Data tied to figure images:
_ _ _ _ _ _ _

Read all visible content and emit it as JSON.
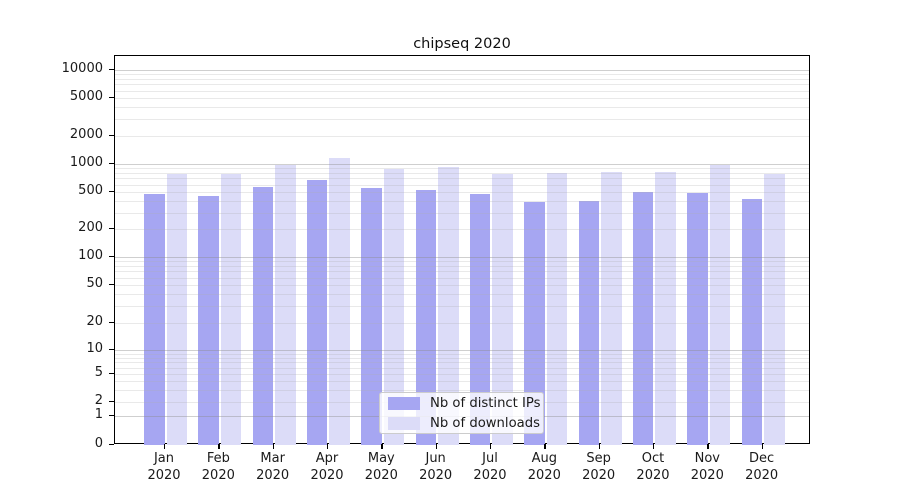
{
  "title": "chipseq 2020",
  "colors": {
    "bar_ips": "#a6a6f2",
    "bar_downloads": "#dcdcf8",
    "grid_major": "#d2d2d2",
    "grid_minor": "#e9e9e9",
    "spine": "#000000",
    "text": "#1a1a1a",
    "background": "#ffffff"
  },
  "legend": {
    "position": "lower center"
  },
  "chart_data": {
    "type": "bar",
    "title": "chipseq 2020",
    "categories": [
      "Jan 2020",
      "Feb 2020",
      "Mar 2020",
      "Apr 2020",
      "May 2020",
      "Jun 2020",
      "Jul 2020",
      "Aug 2020",
      "Sep 2020",
      "Oct 2020",
      "Nov 2020",
      "Dec 2020"
    ],
    "series": [
      {
        "name": "Nb of distinct IPs",
        "color": "#a6a6f2",
        "values": [
          470,
          450,
          560,
          670,
          550,
          530,
          475,
          395,
          405,
          500,
          490,
          425
        ]
      },
      {
        "name": "Nb of downloads",
        "color": "#dcdcf8",
        "values": [
          780,
          780,
          960,
          1150,
          880,
          925,
          780,
          785,
          820,
          820,
          965,
          770
        ]
      }
    ],
    "yscale": "symlog",
    "y_tick_values": [
      0,
      1,
      2,
      5,
      10,
      20,
      50,
      100,
      200,
      500,
      1000,
      2000,
      5000,
      10000
    ],
    "y_tick_labels": [
      "0",
      "1",
      "2",
      "5",
      "10",
      "20",
      "50",
      "100",
      "200",
      "500",
      "1000",
      "2000",
      "5000",
      "10000"
    ],
    "ylim": [
      0,
      14000
    ],
    "xlabel": "",
    "ylabel": "",
    "grid": "both",
    "legend_position": "lower center"
  }
}
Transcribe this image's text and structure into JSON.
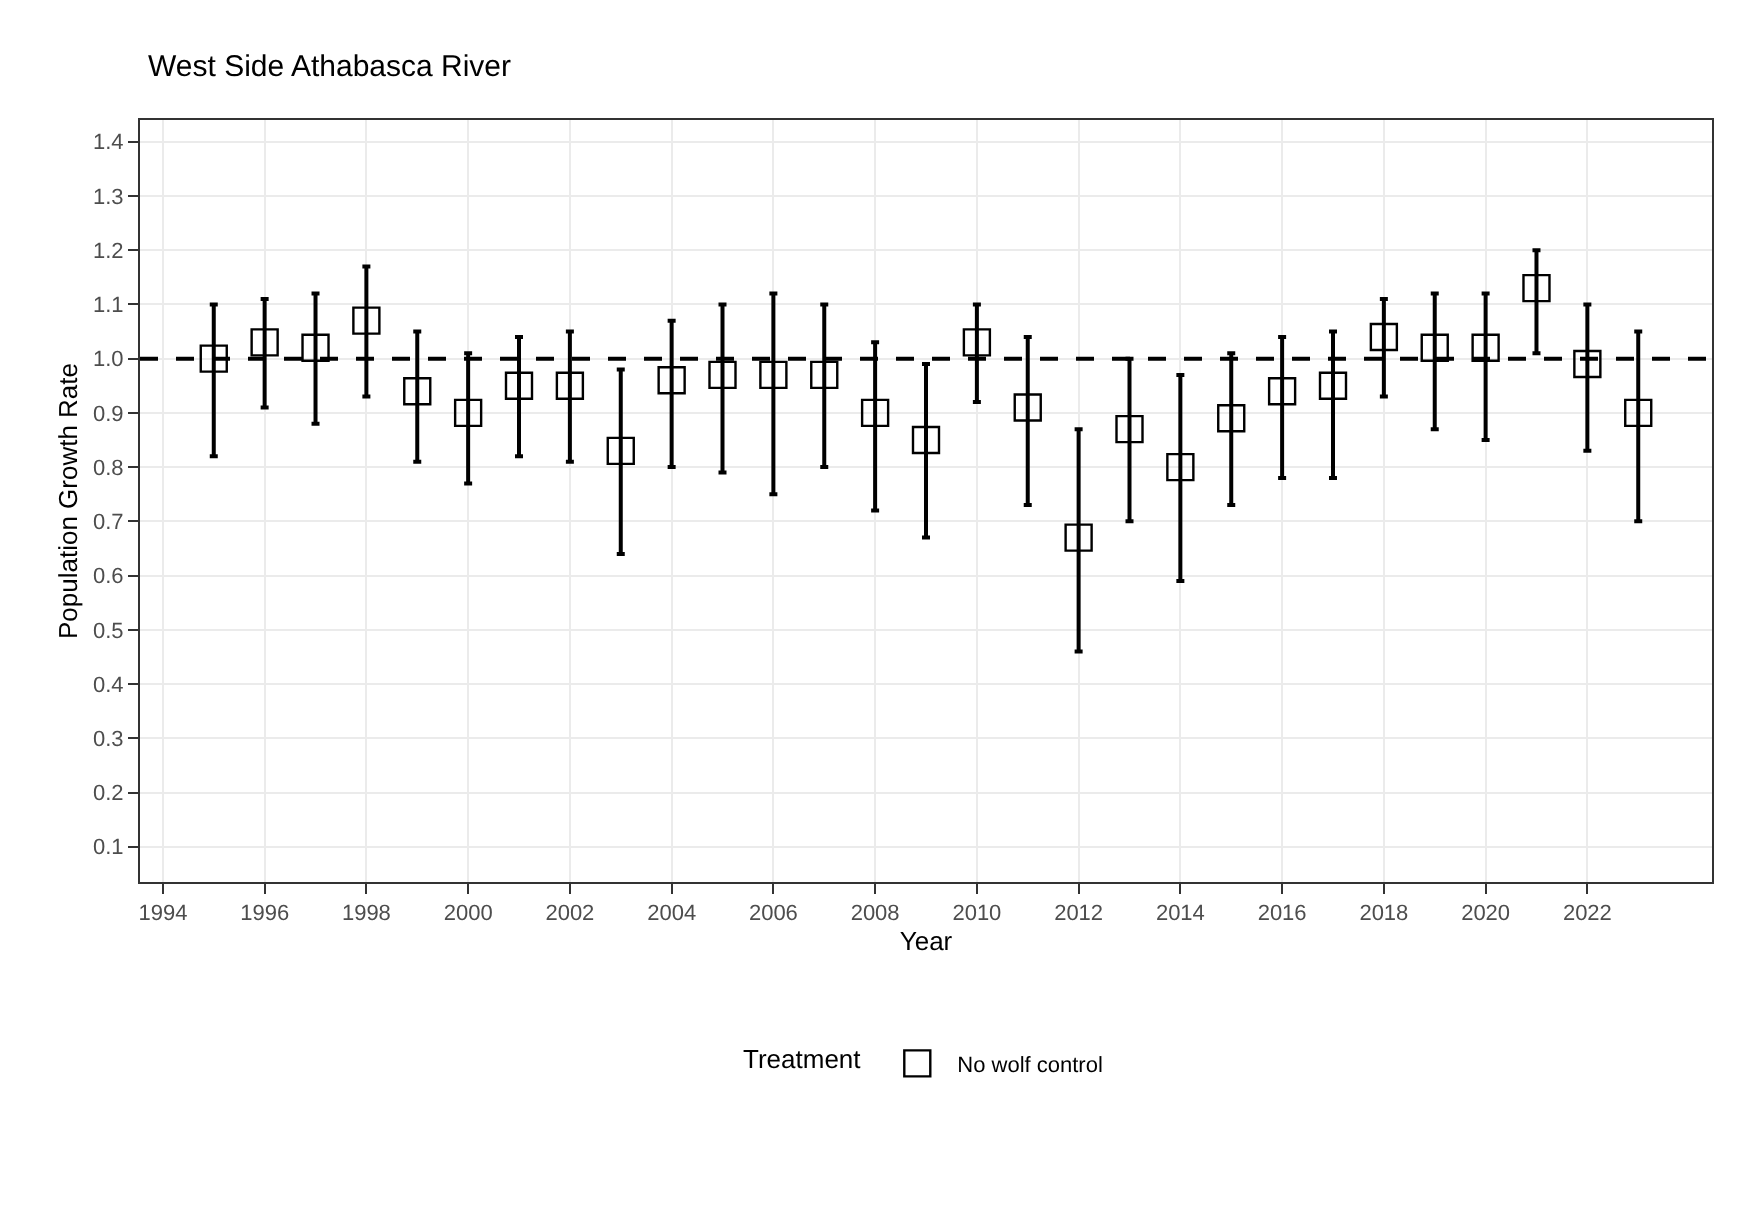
{
  "chart_data": {
    "type": "scatter",
    "title": "West Side Athabasca River",
    "xlabel": "Year",
    "ylabel": "Population Growth Rate",
    "legend_title": "Treatment",
    "x": [
      1995,
      1996,
      1997,
      1998,
      1999,
      2000,
      2001,
      2002,
      2003,
      2004,
      2005,
      2006,
      2007,
      2008,
      2009,
      2010,
      2011,
      2012,
      2013,
      2014,
      2015,
      2016,
      2017,
      2018,
      2019,
      2020,
      2021,
      2022,
      2023
    ],
    "series": [
      {
        "name": "No wolf control",
        "color": "#000000",
        "values": [
          1.0,
          1.03,
          1.02,
          1.07,
          0.94,
          0.9,
          0.95,
          0.95,
          0.83,
          0.96,
          0.97,
          0.97,
          0.97,
          0.9,
          0.85,
          1.03,
          0.91,
          0.67,
          0.87,
          0.8,
          0.89,
          0.94,
          0.95,
          1.04,
          1.02,
          1.02,
          1.13,
          0.99,
          0.9
        ],
        "errors": [
          [
            0.82,
            1.1
          ],
          [
            0.91,
            1.11
          ],
          [
            0.88,
            1.12
          ],
          [
            0.93,
            1.17
          ],
          [
            0.81,
            1.05
          ],
          [
            0.77,
            1.01
          ],
          [
            0.82,
            1.04
          ],
          [
            0.81,
            1.05
          ],
          [
            0.64,
            0.98
          ],
          [
            0.8,
            1.07
          ],
          [
            0.79,
            1.1
          ],
          [
            0.75,
            1.12
          ],
          [
            0.8,
            1.1
          ],
          [
            0.72,
            1.03
          ],
          [
            0.67,
            0.99
          ],
          [
            0.92,
            1.1
          ],
          [
            0.73,
            1.04
          ],
          [
            0.46,
            0.87
          ],
          [
            0.7,
            1.0
          ],
          [
            0.59,
            0.97
          ],
          [
            0.73,
            1.01
          ],
          [
            0.78,
            1.04
          ],
          [
            0.78,
            1.05
          ],
          [
            0.93,
            1.11
          ],
          [
            0.87,
            1.12
          ],
          [
            0.85,
            1.12
          ],
          [
            1.01,
            1.2
          ],
          [
            0.83,
            1.1
          ],
          [
            0.7,
            1.05
          ]
        ]
      }
    ],
    "xlim": [
      1993.55,
      2024.45
    ],
    "xticks": [
      1994,
      1996,
      1998,
      2000,
      2002,
      2004,
      2006,
      2008,
      2010,
      2012,
      2014,
      2016,
      2018,
      2020,
      2022
    ],
    "ylim": [
      0.035,
      1.44
    ],
    "yticks": [
      0.1,
      0.2,
      0.3,
      0.4,
      0.5,
      0.6,
      0.7,
      0.8,
      0.9,
      {
        "value": 1.0,
        "label": "1.0"
      },
      1.1,
      1.2,
      1.3,
      1.4
    ],
    "ref_lines": [
      {
        "axis": "y",
        "value": 1.0,
        "line_style": "dashed",
        "color": "#000000"
      }
    ],
    "grid": true,
    "legend": "bottom",
    "marker": "square"
  }
}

_ _ _ _ _ _ _

**Exercise requirements**.
All the records above need to be given again word for word. Skip the pictures.

**Response to the task**.
Read all visible content and emit it as JSON.
{
  "title": "chipseq 2020",
  "colors": {
    "bar_ips": "#a6a6f2",
    "bar_downloads": "#dcdcf8",
    "grid_major": "#d2d2d2",
    "grid_minor": "#e9e9e9",
    "spine": "#000000",
    "text": "#1a1a1a",
    "background": "#ffffff"
  },
  "legend": {
    "position": "lower center"
  },
  "chart_data": {
    "type": "bar",
    "title": "chipseq 2020",
    "categories": [
      "Jan 2020",
      "Feb 2020",
      "Mar 2020",
      "Apr 2020",
      "May 2020",
      "Jun 2020",
      "Jul 2020",
      "Aug 2020",
      "Sep 2020",
      "Oct 2020",
      "Nov 2020",
      "Dec 2020"
    ],
    "series": [
      {
        "name": "Nb of distinct IPs",
        "color": "#a6a6f2",
        "values": [
          470,
          450,
          560,
          670,
          550,
          530,
          475,
          395,
          405,
          500,
          490,
          425
        ]
      },
      {
        "name": "Nb of downloads",
        "color": "#dcdcf8",
        "values": [
          780,
          780,
          960,
          1150,
          880,
          925,
          780,
          785,
          820,
          820,
          965,
          770
        ]
      }
    ],
    "yscale": "symlog",
    "y_tick_values": [
      0,
      1,
      2,
      5,
      10,
      20,
      50,
      100,
      200,
      500,
      1000,
      2000,
      5000,
      10000
    ],
    "y_tick_labels": [
      "0",
      "1",
      "2",
      "5",
      "10",
      "20",
      "50",
      "100",
      "200",
      "500",
      "1000",
      "2000",
      "5000",
      "10000"
    ],
    "ylim": [
      0,
      14000
    ],
    "xlabel": "",
    "ylabel": "",
    "grid": "both",
    "legend_position": "lower center"
  }
}
Transcribe this image's text and structure into JSON.
{
  "chart_data": {
    "type": "scatter",
    "title": "West Side Athabasca River",
    "xlabel": "Year",
    "ylabel": "Population Growth Rate",
    "legend_title": "Treatment",
    "x": [
      1995,
      1996,
      1997,
      1998,
      1999,
      2000,
      2001,
      2002,
      2003,
      2004,
      2005,
      2006,
      2007,
      2008,
      2009,
      2010,
      2011,
      2012,
      2013,
      2014,
      2015,
      2016,
      2017,
      2018,
      2019,
      2020,
      2021,
      2022,
      2023
    ],
    "series": [
      {
        "name": "No wolf control",
        "color": "#000000",
        "values": [
          1.0,
          1.03,
          1.02,
          1.07,
          0.94,
          0.9,
          0.95,
          0.95,
          0.83,
          0.96,
          0.97,
          0.97,
          0.97,
          0.9,
          0.85,
          1.03,
          0.91,
          0.67,
          0.87,
          0.8,
          0.89,
          0.94,
          0.95,
          1.04,
          1.02,
          1.02,
          1.13,
          0.99,
          0.9
        ],
        "errors": [
          [
            0.82,
            1.1
          ],
          [
            0.91,
            1.11
          ],
          [
            0.88,
            1.12
          ],
          [
            0.93,
            1.17
          ],
          [
            0.81,
            1.05
          ],
          [
            0.77,
            1.01
          ],
          [
            0.82,
            1.04
          ],
          [
            0.81,
            1.05
          ],
          [
            0.64,
            0.98
          ],
          [
            0.8,
            1.07
          ],
          [
            0.79,
            1.1
          ],
          [
            0.75,
            1.12
          ],
          [
            0.8,
            1.1
          ],
          [
            0.72,
            1.03
          ],
          [
            0.67,
            0.99
          ],
          [
            0.92,
            1.1
          ],
          [
            0.73,
            1.04
          ],
          [
            0.46,
            0.87
          ],
          [
            0.7,
            1.0
          ],
          [
            0.59,
            0.97
          ],
          [
            0.73,
            1.01
          ],
          [
            0.78,
            1.04
          ],
          [
            0.78,
            1.05
          ],
          [
            0.93,
            1.11
          ],
          [
            0.87,
            1.12
          ],
          [
            0.85,
            1.12
          ],
          [
            1.01,
            1.2
          ],
          [
            0.83,
            1.1
          ],
          [
            0.7,
            1.05
          ]
        ]
      }
    ],
    "xlim": [
      1993.55,
      2024.45
    ],
    "xticks": [
      1994,
      1996,
      1998,
      2000,
      2002,
      2004,
      2006,
      2008,
      2010,
      2012,
      2014,
      2016,
      2018,
      2020,
      2022
    ],
    "ylim": [
      0.035,
      1.44
    ],
    "yticks": [
      0.1,
      0.2,
      0.3,
      0.4,
      0.5,
      0.6,
      0.7,
      0.8,
      0.9,
      {
        "value": 1.0,
        "label": "1.0"
      },
      1.1,
      1.2,
      1.3,
      1.4
    ],
    "ref_lines": [
      {
        "axis": "y",
        "value": 1.0,
        "line_style": "dashed",
        "color": "#000000"
      }
    ],
    "grid": true,
    "legend": "bottom",
    "marker": "square"
  }
}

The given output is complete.